Among the lines below, count those with "network". Give the total alone.

#### [Recorded data]
-----

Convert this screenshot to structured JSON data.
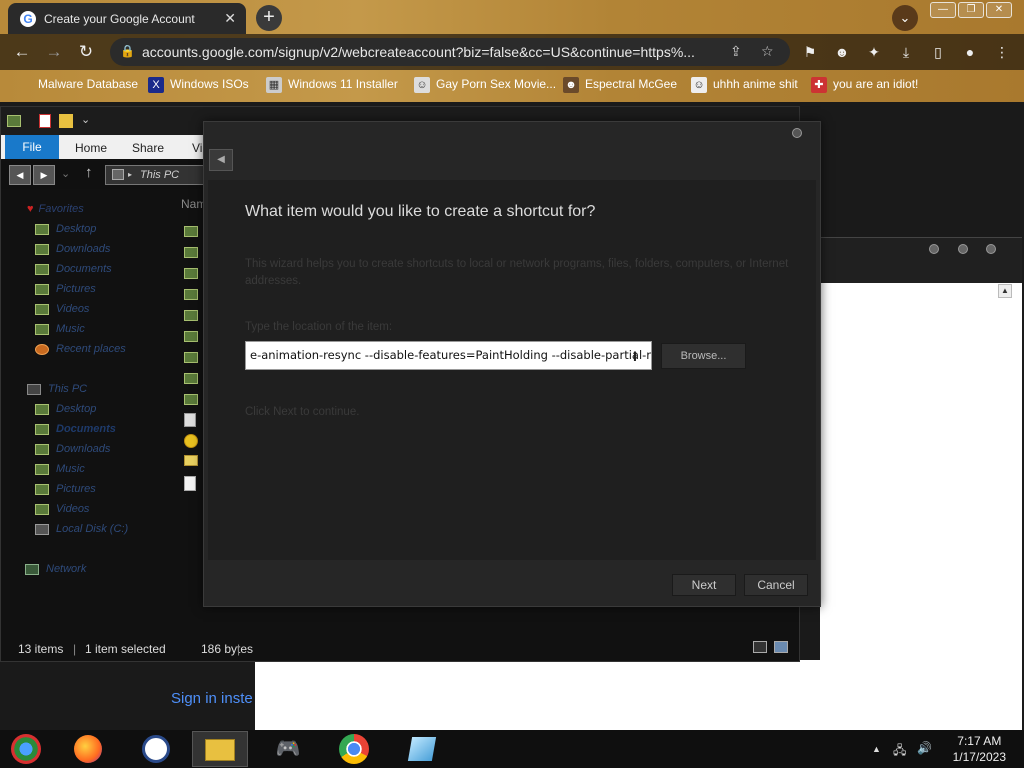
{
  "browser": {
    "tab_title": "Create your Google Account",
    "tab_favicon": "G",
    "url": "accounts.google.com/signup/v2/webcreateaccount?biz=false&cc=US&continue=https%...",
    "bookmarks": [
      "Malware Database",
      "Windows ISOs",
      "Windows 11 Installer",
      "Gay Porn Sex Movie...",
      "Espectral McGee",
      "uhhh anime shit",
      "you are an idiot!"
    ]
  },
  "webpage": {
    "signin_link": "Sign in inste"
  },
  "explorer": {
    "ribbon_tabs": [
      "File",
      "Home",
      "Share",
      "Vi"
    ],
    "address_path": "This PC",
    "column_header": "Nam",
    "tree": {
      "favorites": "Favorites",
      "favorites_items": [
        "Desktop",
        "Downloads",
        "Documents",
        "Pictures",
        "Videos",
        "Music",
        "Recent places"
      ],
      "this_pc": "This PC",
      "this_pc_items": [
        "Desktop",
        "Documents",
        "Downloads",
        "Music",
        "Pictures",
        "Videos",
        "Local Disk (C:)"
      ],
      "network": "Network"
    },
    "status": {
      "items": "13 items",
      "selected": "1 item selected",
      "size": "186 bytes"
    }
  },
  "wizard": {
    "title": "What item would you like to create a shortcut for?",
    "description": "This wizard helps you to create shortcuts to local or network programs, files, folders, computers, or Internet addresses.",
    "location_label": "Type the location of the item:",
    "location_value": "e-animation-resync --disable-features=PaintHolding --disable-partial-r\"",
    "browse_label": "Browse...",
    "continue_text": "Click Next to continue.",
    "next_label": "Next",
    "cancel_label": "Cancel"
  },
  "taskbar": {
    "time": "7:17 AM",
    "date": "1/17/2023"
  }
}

-----

#### [Response to the task]
2